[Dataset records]

:::::

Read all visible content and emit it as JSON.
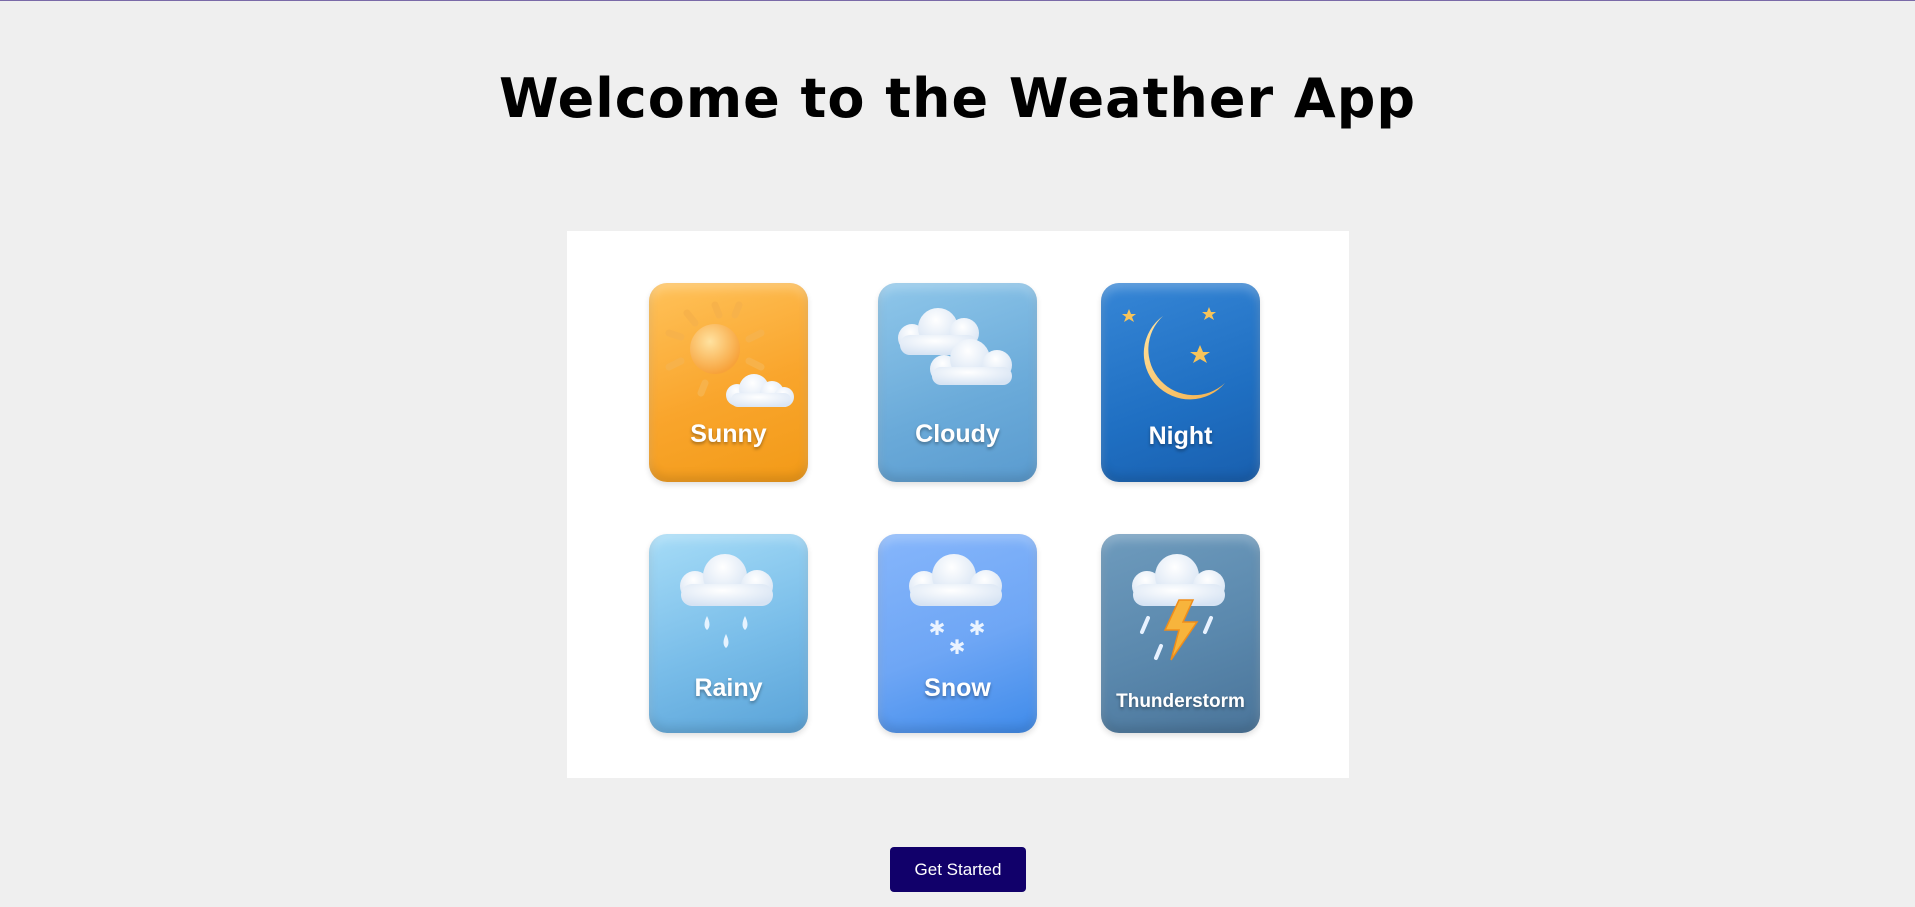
{
  "page": {
    "title": "Welcome to the Weather App"
  },
  "tiles": [
    {
      "label": "Sunny",
      "icon": "sun-cloud-icon",
      "color": "#f9a52c"
    },
    {
      "label": "Cloudy",
      "icon": "cloud-icon",
      "color": "#6aaad9"
    },
    {
      "label": "Night",
      "icon": "moon-stars-icon",
      "color": "#1f6fc2"
    },
    {
      "label": "Rainy",
      "icon": "rain-cloud-icon",
      "color": "#79bde9"
    },
    {
      "label": "Snow",
      "icon": "snow-cloud-icon",
      "color": "#6ea6f5"
    },
    {
      "label": "Thunderstorm",
      "icon": "thunderstorm-icon",
      "color": "#5a88ad"
    }
  ],
  "actions": {
    "get_started_label": "Get Started",
    "button_color": "#11006a"
  }
}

:::::

▸ **Work required**
Without the pictures, extract every entry verbatim.

▸ **Result**
Read all visible content and emit it as JSON.
{
  "page": {
    "title": "Welcome to the Weather App"
  },
  "tiles": [
    {
      "label": "Sunny",
      "icon": "sun-cloud-icon",
      "color": "#f9a52c"
    },
    {
      "label": "Cloudy",
      "icon": "cloud-icon",
      "color": "#6aaad9"
    },
    {
      "label": "Night",
      "icon": "moon-stars-icon",
      "color": "#1f6fc2"
    },
    {
      "label": "Rainy",
      "icon": "rain-cloud-icon",
      "color": "#79bde9"
    },
    {
      "label": "Snow",
      "icon": "snow-cloud-icon",
      "color": "#6ea6f5"
    },
    {
      "label": "Thunderstorm",
      "icon": "thunderstorm-icon",
      "color": "#5a88ad"
    }
  ],
  "actions": {
    "get_started_label": "Get Started",
    "button_color": "#11006a"
  }
}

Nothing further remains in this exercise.